╭──
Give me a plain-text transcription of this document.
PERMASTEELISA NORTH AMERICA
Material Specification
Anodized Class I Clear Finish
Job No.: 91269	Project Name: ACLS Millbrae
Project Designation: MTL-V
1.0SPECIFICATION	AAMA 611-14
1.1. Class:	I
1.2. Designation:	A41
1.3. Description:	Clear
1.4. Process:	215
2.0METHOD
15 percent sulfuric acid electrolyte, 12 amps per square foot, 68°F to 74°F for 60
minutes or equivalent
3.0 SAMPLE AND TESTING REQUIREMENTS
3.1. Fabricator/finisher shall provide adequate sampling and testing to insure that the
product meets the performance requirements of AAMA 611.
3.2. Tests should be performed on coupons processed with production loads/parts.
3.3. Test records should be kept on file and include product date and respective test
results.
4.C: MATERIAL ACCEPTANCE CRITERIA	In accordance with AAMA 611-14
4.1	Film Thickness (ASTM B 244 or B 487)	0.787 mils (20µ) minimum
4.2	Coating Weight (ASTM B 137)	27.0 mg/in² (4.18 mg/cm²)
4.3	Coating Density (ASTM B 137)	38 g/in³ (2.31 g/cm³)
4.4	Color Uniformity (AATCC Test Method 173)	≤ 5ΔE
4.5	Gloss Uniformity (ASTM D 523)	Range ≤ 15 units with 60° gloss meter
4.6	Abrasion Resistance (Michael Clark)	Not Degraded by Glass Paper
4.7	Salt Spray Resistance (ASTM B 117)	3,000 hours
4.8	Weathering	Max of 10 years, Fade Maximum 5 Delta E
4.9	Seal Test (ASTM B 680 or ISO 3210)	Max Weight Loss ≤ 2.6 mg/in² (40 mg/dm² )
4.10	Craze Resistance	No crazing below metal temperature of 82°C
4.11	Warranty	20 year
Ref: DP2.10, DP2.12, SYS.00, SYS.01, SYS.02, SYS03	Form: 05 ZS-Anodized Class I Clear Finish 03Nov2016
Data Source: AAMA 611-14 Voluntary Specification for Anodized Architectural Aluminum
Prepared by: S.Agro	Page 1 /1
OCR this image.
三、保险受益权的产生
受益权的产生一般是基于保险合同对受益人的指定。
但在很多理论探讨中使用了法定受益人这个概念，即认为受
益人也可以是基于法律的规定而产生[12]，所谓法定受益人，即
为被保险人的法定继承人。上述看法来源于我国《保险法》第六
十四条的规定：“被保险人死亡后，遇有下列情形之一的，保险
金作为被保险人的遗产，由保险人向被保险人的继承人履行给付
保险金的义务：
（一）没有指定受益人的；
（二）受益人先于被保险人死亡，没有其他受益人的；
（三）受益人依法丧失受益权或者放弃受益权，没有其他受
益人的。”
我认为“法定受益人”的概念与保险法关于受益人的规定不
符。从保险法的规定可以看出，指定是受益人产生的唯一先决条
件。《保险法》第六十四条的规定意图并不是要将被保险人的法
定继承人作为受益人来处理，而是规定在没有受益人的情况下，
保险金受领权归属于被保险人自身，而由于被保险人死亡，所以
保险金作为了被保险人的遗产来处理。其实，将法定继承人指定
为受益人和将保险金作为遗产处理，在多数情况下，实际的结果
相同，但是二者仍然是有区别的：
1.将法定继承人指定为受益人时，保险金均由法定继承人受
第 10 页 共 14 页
╰──
Transcribe each entry precisely, missing none.

Give me a plain-text transcription of this document.
PERMASTEELISA NORTH AMERICA
Material Specification
Anodized Class I Clear Finish
Job No.: 91269	Project Name: ACLS Millbrae
Project Designation: MTL-V
1.0SPECIFICATION	AAMA 611-14
1.1. Class:	I
1.2. Designation:	A41
1.3. Description:	Clear
1.4. Process:	215
2.0METHOD
15 percent sulfuric acid electrolyte, 12 amps per square foot, 68°F to 74°F for 60
minutes or equivalent
3.0 SAMPLE AND TESTING REQUIREMENTS
3.1. Fabricator/finisher shall provide adequate sampling and testing to insure that the
product meets the performance requirements of AAMA 611.
3.2. Tests should be performed on coupons processed with production loads/parts.
3.3. Test records should be kept on file and include product date and respective test
results.
4.C: MATERIAL ACCEPTANCE CRITERIA	In accordance with AAMA 611-14
4.1	Film Thickness (ASTM B 244 or B 487)	0.787 mils (20µ) minimum
4.2	Coating Weight (ASTM B 137)	27.0 mg/in² (4.18 mg/cm²)
4.3	Coating Density (ASTM B 137)	38 g/in³ (2.31 g/cm³)
4.4	Color Uniformity (AATCC Test Method 173)	≤ 5ΔE
4.5	Gloss Uniformity (ASTM D 523)	Range ≤ 15 units with 60° gloss meter
4.6	Abrasion Resistance (Michael Clark)	Not Degraded by Glass Paper
4.7	Salt Spray Resistance (ASTM B 117)	3,000 hours
4.8	Weathering	Max of 10 years, Fade Maximum 5 Delta E
4.9	Seal Test (ASTM B 680 or ISO 3210)	Max Weight Loss ≤ 2.6 mg/in² (40 mg/dm² )
4.10	Craze Resistance	No crazing below metal temperature of 82°C
4.11	Warranty	20 year
Ref: DP2.10, DP2.12, SYS.00, SYS.01, SYS.02, SYS03	Form: 05 ZS-Anodized Class I Clear Finish 03Nov2016
Data Source: AAMA 611-14 Voluntary Specification for Anodized Architectural Aluminum
Prepared by: S.Agro	Page 1 /1
OCR this image.
三、保险受益权的产生
受益权的产生一般是基于保险合同对受益人的指定。
但在很多理论探讨中使用了法定受益人这个概念，即认为受
益人也可以是基于法律的规定而产生[12]，所谓法定受益人，即
为被保险人的法定继承人。上述看法来源于我国《保险法》第六
十四条的规定：“被保险人死亡后，遇有下列情形之一的，保险
金作为被保险人的遗产，由保险人向被保险人的继承人履行给付
保险金的义务：
（一）没有指定受益人的；
（二）受益人先于被保险人死亡，没有其他受益人的；
（三）受益人依法丧失受益权或者放弃受益权，没有其他受
益人的。”
我认为“法定受益人”的概念与保险法关于受益人的规定不
符。从保险法的规定可以看出，指定是受益人产生的唯一先决条
件。《保险法》第六十四条的规定意图并不是要将被保险人的法
定继承人作为受益人来处理，而是规定在没有受益人的情况下，
保险金受领权归属于被保险人自身，而由于被保险人死亡，所以
保险金作为了被保险人的遗产来处理。其实，将法定继承人指定
为受益人和将保险金作为遗产处理，在多数情况下，实际的结果
相同，但是二者仍然是有区别的：
1.将法定继承人指定为受益人时，保险金均由法定继承人受
第 10 页 共 14 页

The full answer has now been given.